(Beginning of RAW DATA)

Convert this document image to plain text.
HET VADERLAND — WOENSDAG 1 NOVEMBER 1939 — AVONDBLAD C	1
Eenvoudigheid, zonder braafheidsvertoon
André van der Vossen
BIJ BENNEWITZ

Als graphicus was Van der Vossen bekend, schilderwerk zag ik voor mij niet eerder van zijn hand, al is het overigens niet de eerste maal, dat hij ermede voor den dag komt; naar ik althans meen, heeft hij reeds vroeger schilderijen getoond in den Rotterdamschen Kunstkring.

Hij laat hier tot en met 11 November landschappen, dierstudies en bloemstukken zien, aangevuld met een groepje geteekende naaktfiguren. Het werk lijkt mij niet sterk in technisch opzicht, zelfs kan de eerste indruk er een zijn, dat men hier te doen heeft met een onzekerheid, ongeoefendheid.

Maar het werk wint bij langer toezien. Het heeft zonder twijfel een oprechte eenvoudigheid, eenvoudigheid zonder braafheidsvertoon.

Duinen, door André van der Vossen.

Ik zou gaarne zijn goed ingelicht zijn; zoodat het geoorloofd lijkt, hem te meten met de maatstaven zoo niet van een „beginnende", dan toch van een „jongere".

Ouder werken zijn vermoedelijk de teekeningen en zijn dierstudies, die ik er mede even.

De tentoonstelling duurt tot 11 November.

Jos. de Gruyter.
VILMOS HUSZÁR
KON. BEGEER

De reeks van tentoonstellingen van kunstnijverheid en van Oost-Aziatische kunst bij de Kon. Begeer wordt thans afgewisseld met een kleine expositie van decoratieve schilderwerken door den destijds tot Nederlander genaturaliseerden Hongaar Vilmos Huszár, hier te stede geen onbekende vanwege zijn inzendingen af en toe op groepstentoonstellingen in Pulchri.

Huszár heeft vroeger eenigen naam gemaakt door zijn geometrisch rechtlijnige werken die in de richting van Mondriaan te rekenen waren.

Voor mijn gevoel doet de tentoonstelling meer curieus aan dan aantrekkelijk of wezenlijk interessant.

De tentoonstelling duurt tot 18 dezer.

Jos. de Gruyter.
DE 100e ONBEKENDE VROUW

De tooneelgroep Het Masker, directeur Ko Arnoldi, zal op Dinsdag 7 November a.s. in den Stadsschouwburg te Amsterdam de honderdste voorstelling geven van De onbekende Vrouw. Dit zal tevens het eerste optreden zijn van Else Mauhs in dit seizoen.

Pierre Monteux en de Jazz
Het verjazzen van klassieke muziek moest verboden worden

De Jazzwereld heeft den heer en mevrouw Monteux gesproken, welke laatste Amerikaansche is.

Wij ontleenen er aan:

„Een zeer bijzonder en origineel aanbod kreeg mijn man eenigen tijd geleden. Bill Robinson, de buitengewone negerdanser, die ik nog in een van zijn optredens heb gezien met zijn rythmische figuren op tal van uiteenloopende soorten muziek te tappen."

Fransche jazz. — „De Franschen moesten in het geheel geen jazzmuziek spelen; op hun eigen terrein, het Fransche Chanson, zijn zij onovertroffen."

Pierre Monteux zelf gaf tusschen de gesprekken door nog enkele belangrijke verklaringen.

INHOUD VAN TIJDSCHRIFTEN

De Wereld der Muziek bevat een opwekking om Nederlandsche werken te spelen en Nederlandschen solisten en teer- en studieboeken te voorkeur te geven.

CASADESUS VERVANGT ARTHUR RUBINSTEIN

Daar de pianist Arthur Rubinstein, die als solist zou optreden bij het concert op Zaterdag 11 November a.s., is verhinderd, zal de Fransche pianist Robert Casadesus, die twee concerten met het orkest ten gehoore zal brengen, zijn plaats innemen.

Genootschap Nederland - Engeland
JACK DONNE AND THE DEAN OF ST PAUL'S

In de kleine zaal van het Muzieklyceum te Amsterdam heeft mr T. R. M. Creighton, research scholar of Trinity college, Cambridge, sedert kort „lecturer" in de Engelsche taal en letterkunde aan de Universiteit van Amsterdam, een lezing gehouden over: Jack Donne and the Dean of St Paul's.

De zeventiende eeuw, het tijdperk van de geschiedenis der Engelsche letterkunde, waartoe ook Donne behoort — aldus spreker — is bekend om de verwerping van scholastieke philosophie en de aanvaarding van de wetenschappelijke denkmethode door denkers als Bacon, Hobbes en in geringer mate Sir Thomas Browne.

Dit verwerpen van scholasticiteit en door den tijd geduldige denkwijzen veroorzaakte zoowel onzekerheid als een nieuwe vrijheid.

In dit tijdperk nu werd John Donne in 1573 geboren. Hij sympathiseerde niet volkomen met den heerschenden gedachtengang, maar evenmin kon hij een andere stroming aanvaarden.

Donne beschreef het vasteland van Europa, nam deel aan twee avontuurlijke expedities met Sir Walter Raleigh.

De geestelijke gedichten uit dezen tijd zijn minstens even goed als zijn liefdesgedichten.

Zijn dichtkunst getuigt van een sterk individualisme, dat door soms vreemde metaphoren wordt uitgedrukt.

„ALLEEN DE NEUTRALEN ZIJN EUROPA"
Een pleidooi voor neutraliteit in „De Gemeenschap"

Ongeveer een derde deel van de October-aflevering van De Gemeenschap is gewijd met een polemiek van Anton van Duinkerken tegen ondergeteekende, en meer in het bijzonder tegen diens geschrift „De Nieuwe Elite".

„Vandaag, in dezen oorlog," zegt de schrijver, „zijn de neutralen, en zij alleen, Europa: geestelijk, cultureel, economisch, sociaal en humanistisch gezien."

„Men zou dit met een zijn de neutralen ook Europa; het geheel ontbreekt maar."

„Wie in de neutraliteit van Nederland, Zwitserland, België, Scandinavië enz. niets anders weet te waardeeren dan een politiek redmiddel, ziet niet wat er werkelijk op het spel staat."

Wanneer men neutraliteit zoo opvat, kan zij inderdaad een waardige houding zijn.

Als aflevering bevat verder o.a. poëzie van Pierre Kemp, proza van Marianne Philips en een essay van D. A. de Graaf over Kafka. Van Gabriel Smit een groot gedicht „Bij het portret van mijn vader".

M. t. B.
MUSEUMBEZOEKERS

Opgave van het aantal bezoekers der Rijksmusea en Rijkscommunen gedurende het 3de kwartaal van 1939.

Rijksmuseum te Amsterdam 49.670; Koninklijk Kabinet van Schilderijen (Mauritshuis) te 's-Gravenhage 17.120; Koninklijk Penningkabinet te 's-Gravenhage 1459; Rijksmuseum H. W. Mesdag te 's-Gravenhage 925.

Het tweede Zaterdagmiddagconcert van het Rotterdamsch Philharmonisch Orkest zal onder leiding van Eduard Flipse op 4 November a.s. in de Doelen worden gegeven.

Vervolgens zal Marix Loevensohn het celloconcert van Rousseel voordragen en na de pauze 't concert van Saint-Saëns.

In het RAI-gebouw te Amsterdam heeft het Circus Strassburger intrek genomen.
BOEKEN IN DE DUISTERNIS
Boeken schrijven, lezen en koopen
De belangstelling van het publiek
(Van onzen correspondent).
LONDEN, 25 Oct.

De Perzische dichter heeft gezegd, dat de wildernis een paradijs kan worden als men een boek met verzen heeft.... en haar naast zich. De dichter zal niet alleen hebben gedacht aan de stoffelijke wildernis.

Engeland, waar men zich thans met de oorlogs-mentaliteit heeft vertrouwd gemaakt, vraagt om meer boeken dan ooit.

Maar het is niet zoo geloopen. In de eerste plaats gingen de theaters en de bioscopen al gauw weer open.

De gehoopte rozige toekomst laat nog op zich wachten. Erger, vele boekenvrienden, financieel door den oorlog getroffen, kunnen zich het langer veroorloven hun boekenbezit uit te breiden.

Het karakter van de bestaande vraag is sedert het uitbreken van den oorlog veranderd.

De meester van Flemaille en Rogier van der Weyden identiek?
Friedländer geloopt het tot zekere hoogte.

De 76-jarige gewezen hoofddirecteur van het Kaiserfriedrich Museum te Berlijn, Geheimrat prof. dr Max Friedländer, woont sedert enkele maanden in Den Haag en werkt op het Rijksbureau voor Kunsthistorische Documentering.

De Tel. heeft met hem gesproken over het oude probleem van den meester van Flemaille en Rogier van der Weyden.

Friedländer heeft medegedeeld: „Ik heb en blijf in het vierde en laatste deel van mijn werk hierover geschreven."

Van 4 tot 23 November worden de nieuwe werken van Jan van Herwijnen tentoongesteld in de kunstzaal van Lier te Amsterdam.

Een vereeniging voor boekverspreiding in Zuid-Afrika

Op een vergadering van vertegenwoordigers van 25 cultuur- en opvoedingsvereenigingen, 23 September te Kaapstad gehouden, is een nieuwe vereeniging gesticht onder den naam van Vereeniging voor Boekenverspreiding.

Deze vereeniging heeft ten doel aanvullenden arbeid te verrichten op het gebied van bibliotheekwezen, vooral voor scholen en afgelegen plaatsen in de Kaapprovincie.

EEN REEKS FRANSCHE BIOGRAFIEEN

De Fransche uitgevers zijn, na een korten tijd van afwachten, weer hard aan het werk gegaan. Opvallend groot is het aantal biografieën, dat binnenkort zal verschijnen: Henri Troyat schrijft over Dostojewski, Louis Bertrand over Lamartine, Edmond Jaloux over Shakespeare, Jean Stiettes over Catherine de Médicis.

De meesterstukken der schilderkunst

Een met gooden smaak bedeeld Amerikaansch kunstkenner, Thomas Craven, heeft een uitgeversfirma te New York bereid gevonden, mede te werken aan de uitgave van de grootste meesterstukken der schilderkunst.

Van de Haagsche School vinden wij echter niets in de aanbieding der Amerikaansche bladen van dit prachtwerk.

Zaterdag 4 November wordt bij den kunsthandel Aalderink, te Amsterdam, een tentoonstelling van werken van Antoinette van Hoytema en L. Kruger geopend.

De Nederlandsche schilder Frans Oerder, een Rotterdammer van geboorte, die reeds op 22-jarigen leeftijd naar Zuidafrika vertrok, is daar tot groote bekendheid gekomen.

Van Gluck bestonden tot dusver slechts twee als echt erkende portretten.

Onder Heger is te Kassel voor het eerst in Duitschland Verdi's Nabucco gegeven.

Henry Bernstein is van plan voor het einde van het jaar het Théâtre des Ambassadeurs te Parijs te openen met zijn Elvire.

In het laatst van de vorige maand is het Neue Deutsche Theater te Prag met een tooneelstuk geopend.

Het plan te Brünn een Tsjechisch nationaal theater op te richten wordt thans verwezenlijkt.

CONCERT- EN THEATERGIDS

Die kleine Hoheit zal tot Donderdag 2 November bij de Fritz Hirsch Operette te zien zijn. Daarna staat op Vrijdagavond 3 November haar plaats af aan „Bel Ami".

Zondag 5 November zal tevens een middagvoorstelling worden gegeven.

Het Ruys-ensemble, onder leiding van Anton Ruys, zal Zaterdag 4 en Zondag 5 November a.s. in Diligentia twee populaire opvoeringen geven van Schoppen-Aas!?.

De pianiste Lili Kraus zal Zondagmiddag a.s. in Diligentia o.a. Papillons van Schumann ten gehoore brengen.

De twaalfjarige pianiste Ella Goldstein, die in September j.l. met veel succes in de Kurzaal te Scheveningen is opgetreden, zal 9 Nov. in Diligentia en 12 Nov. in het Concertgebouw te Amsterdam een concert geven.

(End of RAW DATA)

TO DO: In the listing above, count every line that contains the word "Nederlandsche" and give the number with no comment.

SOLUTION TO THIS PROBLEM: 2